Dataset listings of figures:
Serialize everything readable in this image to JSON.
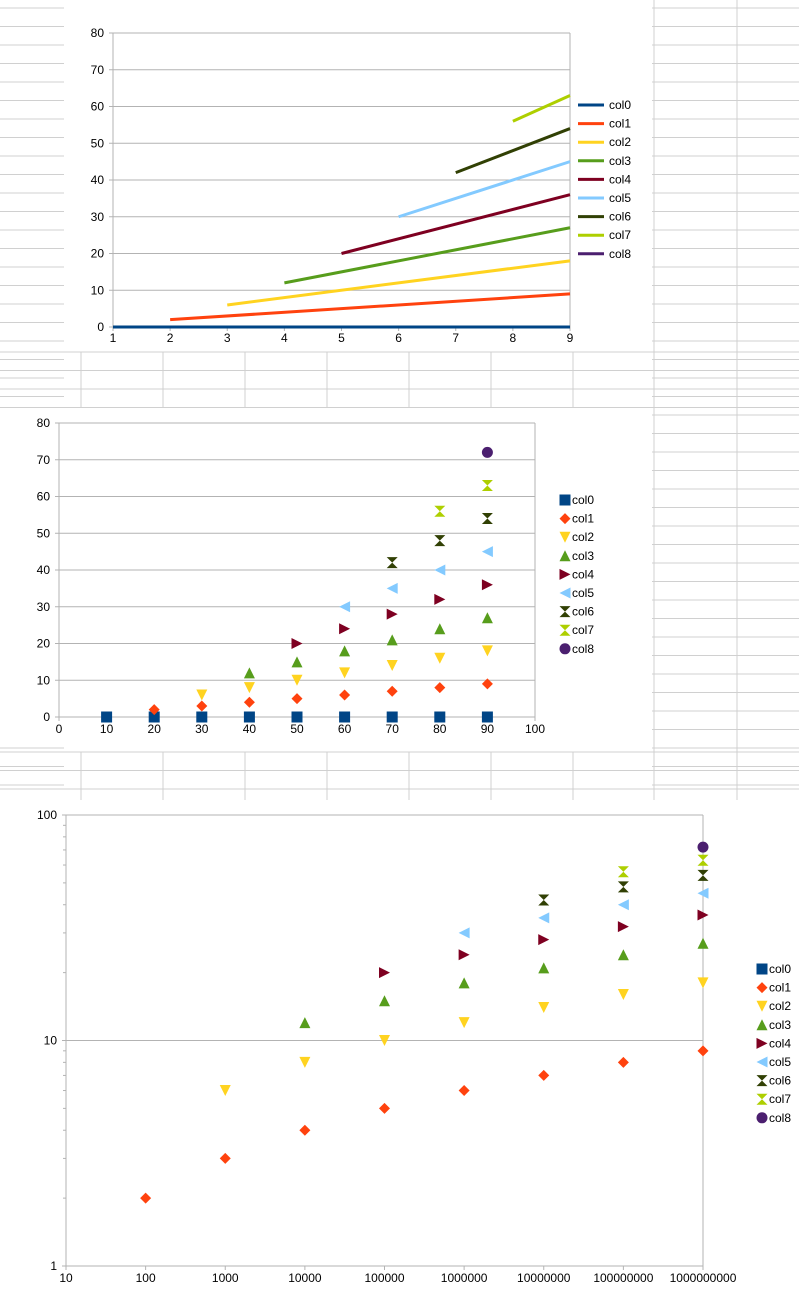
{
  "colors": {
    "col0": "#004586",
    "col1": "#ff420e",
    "col2": "#ffd320",
    "col3": "#579d1c",
    "col4": "#7e0021",
    "col5": "#83caff",
    "col6": "#314004",
    "col7": "#aecf00",
    "col8": "#4b1f6f",
    "gridline": "#b3b3b3",
    "sheet_grid": "#d0d0d0"
  },
  "chart_data": [
    {
      "type": "line",
      "xlim": [
        1,
        9
      ],
      "ylim": [
        0,
        80
      ],
      "x_ticks": [
        "1",
        "2",
        "3",
        "4",
        "5",
        "6",
        "7",
        "8",
        "9"
      ],
      "y_ticks": [
        "0",
        "10",
        "20",
        "30",
        "40",
        "50",
        "60",
        "70",
        "80"
      ],
      "grid": true,
      "legend": "right",
      "series": [
        {
          "name": "col0",
          "points": [
            [
              1,
              0
            ],
            [
              9,
              0
            ]
          ]
        },
        {
          "name": "col1",
          "points": [
            [
              2,
              2
            ],
            [
              9,
              9
            ]
          ]
        },
        {
          "name": "col2",
          "points": [
            [
              3,
              6
            ],
            [
              9,
              18
            ]
          ]
        },
        {
          "name": "col3",
          "points": [
            [
              4,
              12
            ],
            [
              9,
              27
            ]
          ]
        },
        {
          "name": "col4",
          "points": [
            [
              5,
              20
            ],
            [
              9,
              36
            ]
          ]
        },
        {
          "name": "col5",
          "points": [
            [
              6,
              30
            ],
            [
              9,
              45
            ]
          ]
        },
        {
          "name": "col6",
          "points": [
            [
              7,
              42
            ],
            [
              9,
              54
            ]
          ]
        },
        {
          "name": "col7",
          "points": [
            [
              8,
              56
            ],
            [
              9,
              63
            ]
          ]
        },
        {
          "name": "col8",
          "points": []
        }
      ]
    },
    {
      "type": "scatter",
      "xlim": [
        0,
        100
      ],
      "ylim": [
        0,
        80
      ],
      "x_ticks": [
        "0",
        "10",
        "20",
        "30",
        "40",
        "50",
        "60",
        "70",
        "80",
        "90",
        "100"
      ],
      "y_ticks": [
        "0",
        "10",
        "20",
        "30",
        "40",
        "50",
        "60",
        "70",
        "80"
      ],
      "grid": true,
      "legend": "right",
      "series": [
        {
          "name": "col0",
          "points": [
            [
              10,
              0
            ],
            [
              20,
              0
            ],
            [
              30,
              0
            ],
            [
              40,
              0
            ],
            [
              50,
              0
            ],
            [
              60,
              0
            ],
            [
              70,
              0
            ],
            [
              80,
              0
            ],
            [
              90,
              0
            ]
          ]
        },
        {
          "name": "col1",
          "points": [
            [
              20,
              2
            ],
            [
              30,
              3
            ],
            [
              40,
              4
            ],
            [
              50,
              5
            ],
            [
              60,
              6
            ],
            [
              70,
              7
            ],
            [
              80,
              8
            ],
            [
              90,
              9
            ]
          ]
        },
        {
          "name": "col2",
          "points": [
            [
              30,
              6
            ],
            [
              40,
              8
            ],
            [
              50,
              10
            ],
            [
              60,
              12
            ],
            [
              70,
              14
            ],
            [
              80,
              16
            ],
            [
              90,
              18
            ]
          ]
        },
        {
          "name": "col3",
          "points": [
            [
              40,
              12
            ],
            [
              50,
              15
            ],
            [
              60,
              18
            ],
            [
              70,
              21
            ],
            [
              80,
              24
            ],
            [
              90,
              27
            ]
          ]
        },
        {
          "name": "col4",
          "points": [
            [
              50,
              20
            ],
            [
              60,
              24
            ],
            [
              70,
              28
            ],
            [
              80,
              32
            ],
            [
              90,
              36
            ]
          ]
        },
        {
          "name": "col5",
          "points": [
            [
              60,
              30
            ],
            [
              70,
              35
            ],
            [
              80,
              40
            ],
            [
              90,
              45
            ]
          ]
        },
        {
          "name": "col6",
          "points": [
            [
              70,
              42
            ],
            [
              80,
              48
            ],
            [
              90,
              54
            ]
          ]
        },
        {
          "name": "col7",
          "points": [
            [
              80,
              56
            ],
            [
              90,
              63
            ]
          ]
        },
        {
          "name": "col8",
          "points": [
            [
              90,
              72
            ]
          ]
        }
      ]
    },
    {
      "type": "scatter",
      "x_scale": "log",
      "y_scale": "log",
      "xlim": [
        10,
        1000000000
      ],
      "ylim": [
        1,
        100
      ],
      "x_ticks": [
        "10",
        "100",
        "1000",
        "10000",
        "100000",
        "1000000",
        "10000000",
        "100000000",
        "1000000000"
      ],
      "y_ticks": [
        "1",
        "10",
        "100"
      ],
      "grid": true,
      "legend": "right",
      "series": [
        {
          "name": "col0",
          "points": []
        },
        {
          "name": "col1",
          "points": [
            [
              100,
              2
            ],
            [
              1000,
              3
            ],
            [
              10000,
              4
            ],
            [
              100000,
              5
            ],
            [
              1000000,
              6
            ],
            [
              10000000,
              7
            ],
            [
              100000000,
              8
            ],
            [
              1000000000,
              9
            ]
          ]
        },
        {
          "name": "col2",
          "points": [
            [
              1000,
              6
            ],
            [
              10000,
              8
            ],
            [
              100000,
              10
            ],
            [
              1000000,
              12
            ],
            [
              10000000,
              14
            ],
            [
              100000000,
              16
            ],
            [
              1000000000,
              18
            ]
          ]
        },
        {
          "name": "col3",
          "points": [
            [
              10000,
              12
            ],
            [
              100000,
              15
            ],
            [
              1000000,
              18
            ],
            [
              10000000,
              21
            ],
            [
              100000000,
              24
            ],
            [
              1000000000,
              27
            ]
          ]
        },
        {
          "name": "col4",
          "points": [
            [
              100000,
              20
            ],
            [
              1000000,
              24
            ],
            [
              10000000,
              28
            ],
            [
              100000000,
              32
            ],
            [
              1000000000,
              36
            ]
          ]
        },
        {
          "name": "col5",
          "points": [
            [
              1000000,
              30
            ],
            [
              10000000,
              35
            ],
            [
              100000000,
              40
            ],
            [
              1000000000,
              45
            ]
          ]
        },
        {
          "name": "col6",
          "points": [
            [
              10000000,
              42
            ],
            [
              100000000,
              48
            ],
            [
              1000000000,
              54
            ]
          ]
        },
        {
          "name": "col7",
          "points": [
            [
              100000000,
              56
            ],
            [
              1000000000,
              63
            ]
          ]
        },
        {
          "name": "col8",
          "points": [
            [
              1000000000,
              72
            ]
          ]
        }
      ]
    }
  ]
}
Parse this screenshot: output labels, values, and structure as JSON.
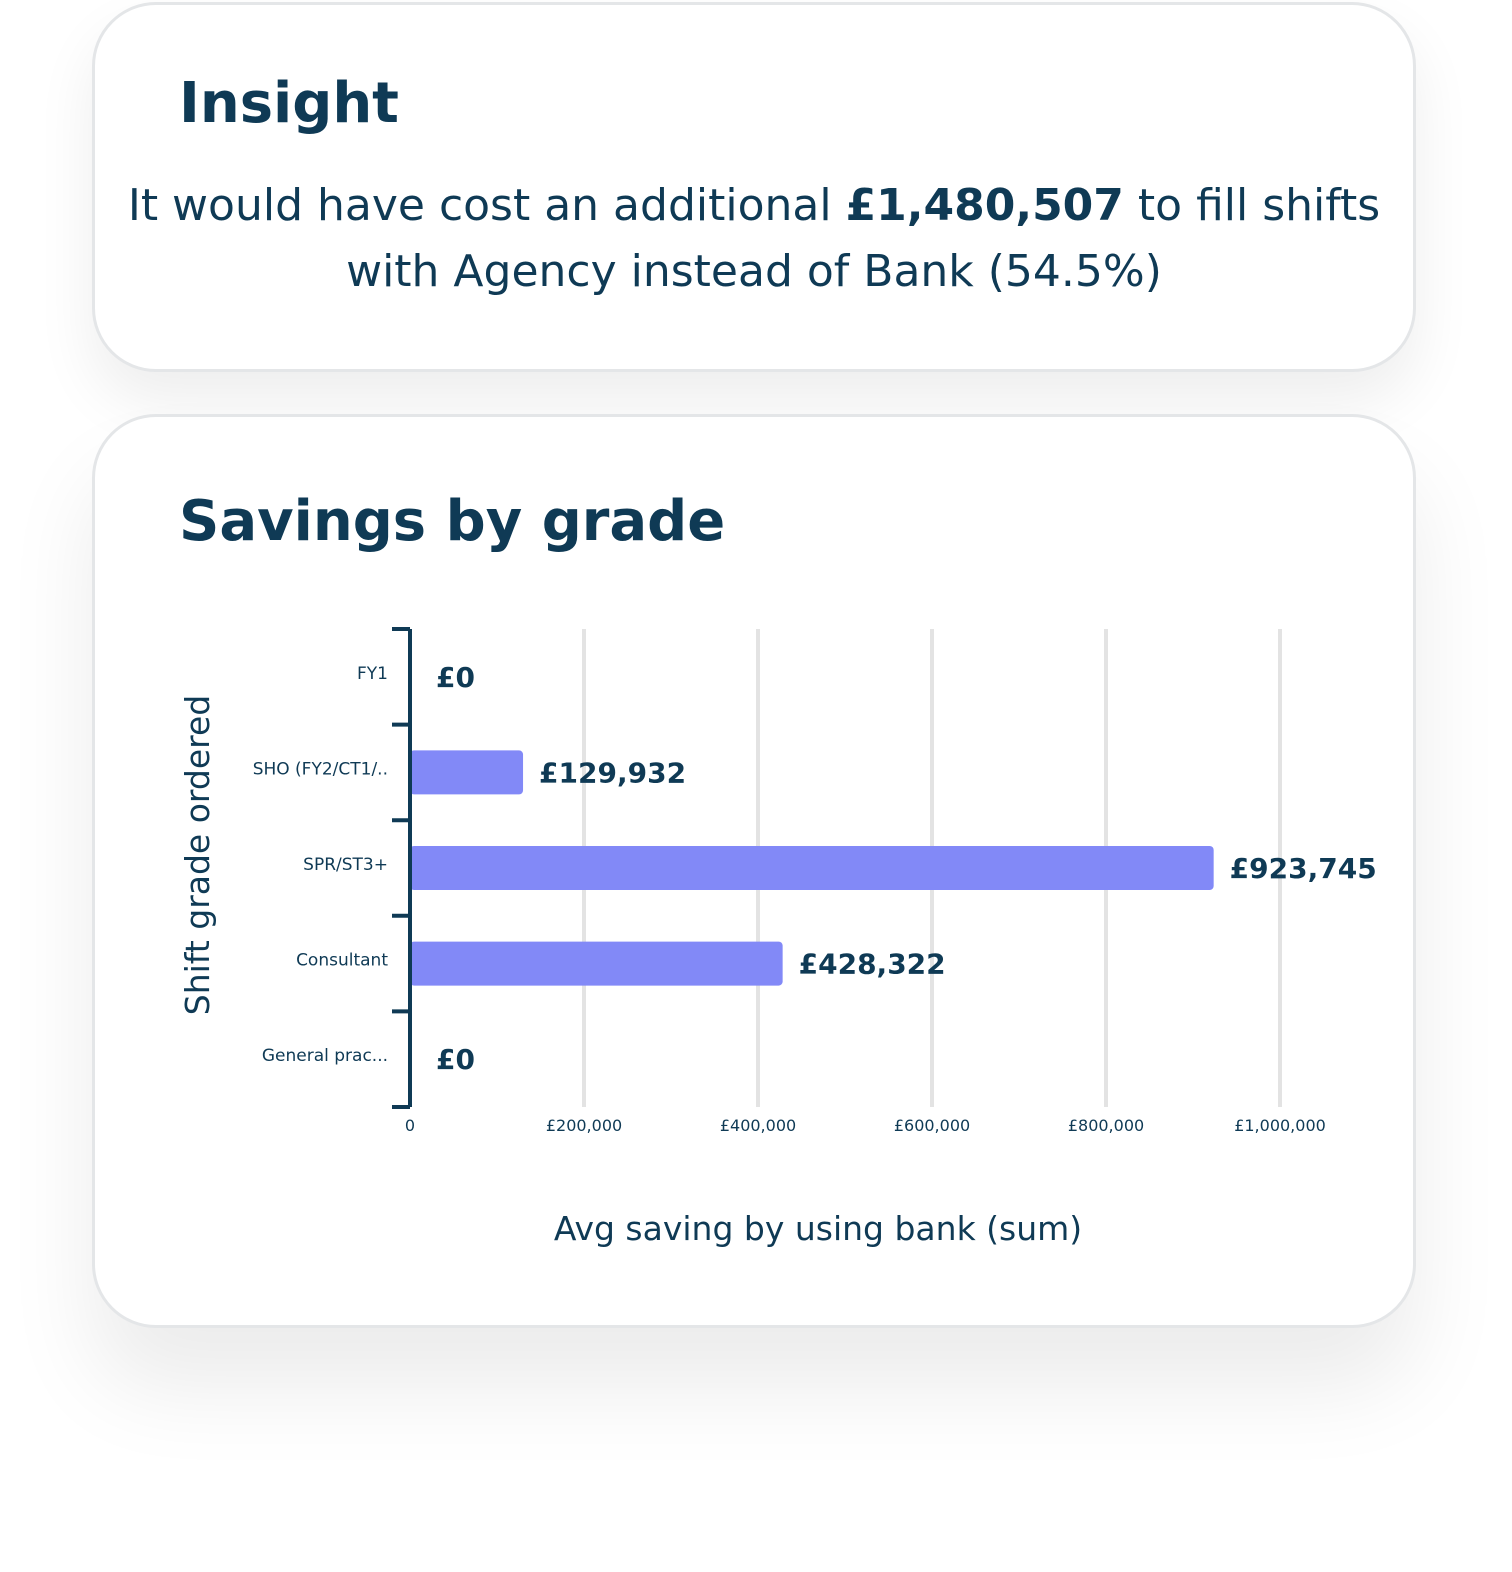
{
  "insight": {
    "title": "Insight",
    "text_before": "It would have cost an additional ",
    "amount": "£1,480,507",
    "text_after": " to fill shifts with Agency instead of Bank (54.5%)"
  },
  "chart_data": {
    "type": "bar",
    "orientation": "horizontal",
    "title": "Savings by grade",
    "xlabel": "Avg saving by using bank (sum)",
    "ylabel": "Shift grade ordered",
    "categories": [
      "FY1",
      "SHO (FY2/CT1/..",
      "SPR/ST3+",
      "Consultant",
      "General prac..."
    ],
    "values": [
      0,
      129932,
      923745,
      428322,
      0
    ],
    "value_labels": [
      "£0",
      "£129,932",
      "£923,745",
      "£428,322",
      "£0"
    ],
    "xlim": [
      0,
      1000000
    ],
    "x_ticks": [
      0,
      200000,
      400000,
      600000,
      800000,
      1000000
    ],
    "x_tick_labels": [
      "0",
      "£200,000",
      "£400,000",
      "£600,000",
      "£800,000",
      "£1,000,000"
    ],
    "grid": true,
    "colors": {
      "bar": "#8289f7",
      "axis": "#0f3a55",
      "grid": "#e3e3e3"
    }
  }
}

> _To be done_: All of the material above is to be copied exactly, except for its images.

> _Output for this task_:
Serialize everything readable in this image to JSON.
{
  "colors": {
    "col0": "#004586",
    "col1": "#ff420e",
    "col2": "#ffd320",
    "col3": "#579d1c",
    "col4": "#7e0021",
    "col5": "#83caff",
    "col6": "#314004",
    "col7": "#aecf00",
    "col8": "#4b1f6f",
    "gridline": "#b3b3b3",
    "sheet_grid": "#d0d0d0"
  },
  "chart_data": [
    {
      "type": "line",
      "xlim": [
        1,
        9
      ],
      "ylim": [
        0,
        80
      ],
      "x_ticks": [
        "1",
        "2",
        "3",
        "4",
        "5",
        "6",
        "7",
        "8",
        "9"
      ],
      "y_ticks": [
        "0",
        "10",
        "20",
        "30",
        "40",
        "50",
        "60",
        "70",
        "80"
      ],
      "grid": true,
      "legend": "right",
      "series": [
        {
          "name": "col0",
          "points": [
            [
              1,
              0
            ],
            [
              9,
              0
            ]
          ]
        },
        {
          "name": "col1",
          "points": [
            [
              2,
              2
            ],
            [
              9,
              9
            ]
          ]
        },
        {
          "name": "col2",
          "points": [
            [
              3,
              6
            ],
            [
              9,
              18
            ]
          ]
        },
        {
          "name": "col3",
          "points": [
            [
              4,
              12
            ],
            [
              9,
              27
            ]
          ]
        },
        {
          "name": "col4",
          "points": [
            [
              5,
              20
            ],
            [
              9,
              36
            ]
          ]
        },
        {
          "name": "col5",
          "points": [
            [
              6,
              30
            ],
            [
              9,
              45
            ]
          ]
        },
        {
          "name": "col6",
          "points": [
            [
              7,
              42
            ],
            [
              9,
              54
            ]
          ]
        },
        {
          "name": "col7",
          "points": [
            [
              8,
              56
            ],
            [
              9,
              63
            ]
          ]
        },
        {
          "name": "col8",
          "points": []
        }
      ]
    },
    {
      "type": "scatter",
      "xlim": [
        0,
        100
      ],
      "ylim": [
        0,
        80
      ],
      "x_ticks": [
        "0",
        "10",
        "20",
        "30",
        "40",
        "50",
        "60",
        "70",
        "80",
        "90",
        "100"
      ],
      "y_ticks": [
        "0",
        "10",
        "20",
        "30",
        "40",
        "50",
        "60",
        "70",
        "80"
      ],
      "grid": true,
      "legend": "right",
      "series": [
        {
          "name": "col0",
          "points": [
            [
              10,
              0
            ],
            [
              20,
              0
            ],
            [
              30,
              0
            ],
            [
              40,
              0
            ],
            [
              50,
              0
            ],
            [
              60,
              0
            ],
            [
              70,
              0
            ],
            [
              80,
              0
            ],
            [
              90,
              0
            ]
          ]
        },
        {
          "name": "col1",
          "points": [
            [
              20,
              2
            ],
            [
              30,
              3
            ],
            [
              40,
              4
            ],
            [
              50,
              5
            ],
            [
              60,
              6
            ],
            [
              70,
              7
            ],
            [
              80,
              8
            ],
            [
              90,
              9
            ]
          ]
        },
        {
          "name": "col2",
          "points": [
            [
              30,
              6
            ],
            [
              40,
              8
            ],
            [
              50,
              10
            ],
            [
              60,
              12
            ],
            [
              70,
              14
            ],
            [
              80,
              16
            ],
            [
              90,
              18
            ]
          ]
        },
        {
          "name": "col3",
          "points": [
            [
              40,
              12
            ],
            [
              50,
              15
            ],
            [
              60,
              18
            ],
            [
              70,
              21
            ],
            [
              80,
              24
            ],
            [
              90,
              27
            ]
          ]
        },
        {
          "name": "col4",
          "points": [
            [
              50,
              20
            ],
            [
              60,
              24
            ],
            [
              70,
              28
            ],
            [
              80,
              32
            ],
            [
              90,
              36
            ]
          ]
        },
        {
          "name": "col5",
          "points": [
            [
              60,
              30
            ],
            [
              70,
              35
            ],
            [
              80,
              40
            ],
            [
              90,
              45
            ]
          ]
        },
        {
          "name": "col6",
          "points": [
            [
              70,
              42
            ],
            [
              80,
              48
            ],
            [
              90,
              54
            ]
          ]
        },
        {
          "name": "col7",
          "points": [
            [
              80,
              56
            ],
            [
              90,
              63
            ]
          ]
        },
        {
          "name": "col8",
          "points": [
            [
              90,
              72
            ]
          ]
        }
      ]
    },
    {
      "type": "scatter",
      "x_scale": "log",
      "y_scale": "log",
      "xlim": [
        10,
        1000000000
      ],
      "ylim": [
        1,
        100
      ],
      "x_ticks": [
        "10",
        "100",
        "1000",
        "10000",
        "100000",
        "1000000",
        "10000000",
        "100000000",
        "1000000000"
      ],
      "y_ticks": [
        "1",
        "10",
        "100"
      ],
      "grid": true,
      "legend": "right",
      "series": [
        {
          "name": "col0",
          "points": []
        },
        {
          "name": "col1",
          "points": [
            [
              100,
              2
            ],
            [
              1000,
              3
            ],
            [
              10000,
              4
            ],
            [
              100000,
              5
            ],
            [
              1000000,
              6
            ],
            [
              10000000,
              7
            ],
            [
              100000000,
              8
            ],
            [
              1000000000,
              9
            ]
          ]
        },
        {
          "name": "col2",
          "points": [
            [
              1000,
              6
            ],
            [
              10000,
              8
            ],
            [
              100000,
              10
            ],
            [
              1000000,
              12
            ],
            [
              10000000,
              14
            ],
            [
              100000000,
              16
            ],
            [
              1000000000,
              18
            ]
          ]
        },
        {
          "name": "col3",
          "points": [
            [
              10000,
              12
            ],
            [
              100000,
              15
            ],
            [
              1000000,
              18
            ],
            [
              10000000,
              21
            ],
            [
              100000000,
              24
            ],
            [
              1000000000,
              27
            ]
          ]
        },
        {
          "name": "col4",
          "points": [
            [
              100000,
              20
            ],
            [
              1000000,
              24
            ],
            [
              10000000,
              28
            ],
            [
              100000000,
              32
            ],
            [
              1000000000,
              36
            ]
          ]
        },
        {
          "name": "col5",
          "points": [
            [
              1000000,
              30
            ],
            [
              10000000,
              35
            ],
            [
              100000000,
              40
            ],
            [
              1000000000,
              45
            ]
          ]
        },
        {
          "name": "col6",
          "points": [
            [
              10000000,
              42
            ],
            [
              100000000,
              48
            ],
            [
              1000000000,
              54
            ]
          ]
        },
        {
          "name": "col7",
          "points": [
            [
              100000000,
              56
            ],
            [
              1000000000,
              63
            ]
          ]
        },
        {
          "name": "col8",
          "points": [
            [
              1000000000,
              72
            ]
          ]
        }
      ]
    }
  ]
}
Parse this screenshot: output labels, values, and structure as JSON.
{
  "insight": {
    "title": "Insight",
    "text_before": "It would have cost an additional ",
    "amount": "£1,480,507",
    "text_after": " to fill shifts with Agency instead of Bank (54.5%)"
  },
  "chart_data": {
    "type": "bar",
    "orientation": "horizontal",
    "title": "Savings by grade",
    "xlabel": "Avg saving by using bank (sum)",
    "ylabel": "Shift grade ordered",
    "categories": [
      "FY1",
      "SHO (FY2/CT1/..",
      "SPR/ST3+",
      "Consultant",
      "General prac..."
    ],
    "values": [
      0,
      129932,
      923745,
      428322,
      0
    ],
    "value_labels": [
      "£0",
      "£129,932",
      "£923,745",
      "£428,322",
      "£0"
    ],
    "xlim": [
      0,
      1000000
    ],
    "x_ticks": [
      0,
      200000,
      400000,
      600000,
      800000,
      1000000
    ],
    "x_tick_labels": [
      "0",
      "£200,000",
      "£400,000",
      "£600,000",
      "£800,000",
      "£1,000,000"
    ],
    "grid": true,
    "colors": {
      "bar": "#8289f7",
      "axis": "#0f3a55",
      "grid": "#e3e3e3"
    }
  }
}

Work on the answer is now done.